— Aim of the exercise —
Copy each line of the entries that contains the word "JSON".

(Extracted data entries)
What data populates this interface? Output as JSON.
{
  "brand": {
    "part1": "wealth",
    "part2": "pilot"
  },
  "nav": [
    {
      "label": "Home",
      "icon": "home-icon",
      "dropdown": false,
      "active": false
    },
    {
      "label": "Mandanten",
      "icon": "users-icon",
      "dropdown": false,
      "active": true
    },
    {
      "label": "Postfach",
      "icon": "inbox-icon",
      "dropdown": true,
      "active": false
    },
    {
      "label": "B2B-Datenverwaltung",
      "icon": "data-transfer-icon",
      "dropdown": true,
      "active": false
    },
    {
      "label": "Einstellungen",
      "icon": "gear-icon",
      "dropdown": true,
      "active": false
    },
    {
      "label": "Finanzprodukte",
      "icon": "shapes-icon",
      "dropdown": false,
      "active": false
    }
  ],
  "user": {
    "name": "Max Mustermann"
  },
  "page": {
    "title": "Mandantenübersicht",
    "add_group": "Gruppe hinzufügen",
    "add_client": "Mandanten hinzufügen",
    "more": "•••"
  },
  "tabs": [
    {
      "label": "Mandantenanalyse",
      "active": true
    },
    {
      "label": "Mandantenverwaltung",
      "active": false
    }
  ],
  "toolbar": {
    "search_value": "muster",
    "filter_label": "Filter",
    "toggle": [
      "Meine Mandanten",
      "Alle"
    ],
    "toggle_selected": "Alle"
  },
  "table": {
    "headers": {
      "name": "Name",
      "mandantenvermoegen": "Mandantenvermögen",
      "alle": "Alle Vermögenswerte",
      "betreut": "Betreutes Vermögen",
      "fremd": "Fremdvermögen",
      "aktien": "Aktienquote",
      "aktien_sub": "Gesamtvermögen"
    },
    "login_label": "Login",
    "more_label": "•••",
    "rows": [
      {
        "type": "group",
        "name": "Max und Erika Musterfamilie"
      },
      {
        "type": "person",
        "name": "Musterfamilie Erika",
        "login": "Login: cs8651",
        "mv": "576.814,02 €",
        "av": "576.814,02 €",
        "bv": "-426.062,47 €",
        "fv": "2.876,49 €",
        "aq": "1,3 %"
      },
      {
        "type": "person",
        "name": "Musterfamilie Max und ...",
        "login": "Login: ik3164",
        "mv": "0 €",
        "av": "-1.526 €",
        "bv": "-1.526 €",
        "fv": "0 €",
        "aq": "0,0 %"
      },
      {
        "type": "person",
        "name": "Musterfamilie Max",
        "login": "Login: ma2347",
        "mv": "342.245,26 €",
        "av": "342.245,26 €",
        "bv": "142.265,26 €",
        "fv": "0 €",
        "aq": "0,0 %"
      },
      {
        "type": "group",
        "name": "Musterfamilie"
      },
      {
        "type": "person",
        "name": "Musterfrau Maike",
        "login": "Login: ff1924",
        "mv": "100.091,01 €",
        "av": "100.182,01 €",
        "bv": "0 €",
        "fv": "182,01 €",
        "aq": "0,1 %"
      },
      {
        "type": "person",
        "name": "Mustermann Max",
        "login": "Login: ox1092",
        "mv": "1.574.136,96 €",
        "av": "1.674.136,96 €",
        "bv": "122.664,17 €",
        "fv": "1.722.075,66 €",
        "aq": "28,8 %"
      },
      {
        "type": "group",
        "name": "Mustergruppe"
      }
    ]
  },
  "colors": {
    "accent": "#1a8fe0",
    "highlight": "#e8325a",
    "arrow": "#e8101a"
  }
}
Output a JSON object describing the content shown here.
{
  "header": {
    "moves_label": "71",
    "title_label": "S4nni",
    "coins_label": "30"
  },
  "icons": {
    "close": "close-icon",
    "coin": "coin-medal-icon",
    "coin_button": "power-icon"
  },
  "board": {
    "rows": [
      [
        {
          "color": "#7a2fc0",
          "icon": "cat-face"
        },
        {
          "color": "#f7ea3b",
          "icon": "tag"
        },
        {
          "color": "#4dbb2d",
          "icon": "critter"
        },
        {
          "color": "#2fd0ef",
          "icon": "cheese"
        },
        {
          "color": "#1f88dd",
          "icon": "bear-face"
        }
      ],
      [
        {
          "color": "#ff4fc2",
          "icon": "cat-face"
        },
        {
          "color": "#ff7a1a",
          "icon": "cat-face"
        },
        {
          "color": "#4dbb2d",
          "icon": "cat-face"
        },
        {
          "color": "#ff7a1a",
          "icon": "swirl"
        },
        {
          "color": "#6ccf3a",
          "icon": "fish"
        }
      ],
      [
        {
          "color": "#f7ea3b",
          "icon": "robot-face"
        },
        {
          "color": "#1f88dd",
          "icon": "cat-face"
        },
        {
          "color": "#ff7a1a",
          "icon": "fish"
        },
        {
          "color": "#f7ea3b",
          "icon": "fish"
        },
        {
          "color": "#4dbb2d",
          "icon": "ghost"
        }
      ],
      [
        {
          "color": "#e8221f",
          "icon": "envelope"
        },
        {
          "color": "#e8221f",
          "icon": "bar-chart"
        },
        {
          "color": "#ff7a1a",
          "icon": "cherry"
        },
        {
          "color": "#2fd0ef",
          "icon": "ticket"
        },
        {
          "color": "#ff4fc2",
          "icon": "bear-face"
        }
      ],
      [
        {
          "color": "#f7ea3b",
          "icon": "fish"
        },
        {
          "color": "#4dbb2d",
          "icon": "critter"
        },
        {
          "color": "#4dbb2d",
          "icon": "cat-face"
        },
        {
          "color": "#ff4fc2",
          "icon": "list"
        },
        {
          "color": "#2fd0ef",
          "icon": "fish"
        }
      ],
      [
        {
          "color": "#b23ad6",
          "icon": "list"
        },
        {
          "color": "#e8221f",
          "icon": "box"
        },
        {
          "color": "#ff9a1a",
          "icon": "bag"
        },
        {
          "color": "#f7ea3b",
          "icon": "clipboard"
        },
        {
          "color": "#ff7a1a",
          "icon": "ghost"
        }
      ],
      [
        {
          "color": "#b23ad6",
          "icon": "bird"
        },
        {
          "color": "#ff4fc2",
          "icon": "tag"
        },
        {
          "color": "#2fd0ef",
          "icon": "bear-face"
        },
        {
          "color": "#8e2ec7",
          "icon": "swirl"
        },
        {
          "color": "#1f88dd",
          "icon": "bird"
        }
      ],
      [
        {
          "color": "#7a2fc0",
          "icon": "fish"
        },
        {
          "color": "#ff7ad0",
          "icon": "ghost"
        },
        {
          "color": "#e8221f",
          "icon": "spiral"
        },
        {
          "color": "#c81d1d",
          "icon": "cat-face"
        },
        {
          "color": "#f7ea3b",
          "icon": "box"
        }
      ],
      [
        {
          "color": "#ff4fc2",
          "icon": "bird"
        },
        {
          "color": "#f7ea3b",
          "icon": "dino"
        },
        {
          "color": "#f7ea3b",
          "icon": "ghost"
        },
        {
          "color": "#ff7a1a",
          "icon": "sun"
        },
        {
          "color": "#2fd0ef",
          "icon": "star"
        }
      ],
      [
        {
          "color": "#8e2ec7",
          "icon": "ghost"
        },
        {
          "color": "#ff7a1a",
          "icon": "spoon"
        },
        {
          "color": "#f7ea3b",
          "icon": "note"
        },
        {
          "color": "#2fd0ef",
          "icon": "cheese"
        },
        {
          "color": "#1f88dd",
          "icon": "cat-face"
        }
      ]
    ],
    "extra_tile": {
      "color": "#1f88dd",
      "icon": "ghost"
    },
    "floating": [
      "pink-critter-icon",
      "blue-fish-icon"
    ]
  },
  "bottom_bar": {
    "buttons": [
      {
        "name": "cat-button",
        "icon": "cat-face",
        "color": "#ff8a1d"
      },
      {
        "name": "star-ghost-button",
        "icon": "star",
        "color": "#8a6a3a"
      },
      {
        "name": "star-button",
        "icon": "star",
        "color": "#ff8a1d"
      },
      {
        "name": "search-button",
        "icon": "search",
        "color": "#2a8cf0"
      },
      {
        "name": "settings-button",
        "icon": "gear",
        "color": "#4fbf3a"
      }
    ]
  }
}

— Full solution —
What data populates this interface? Output as JSON.
Output a JSON object describing the content shown here.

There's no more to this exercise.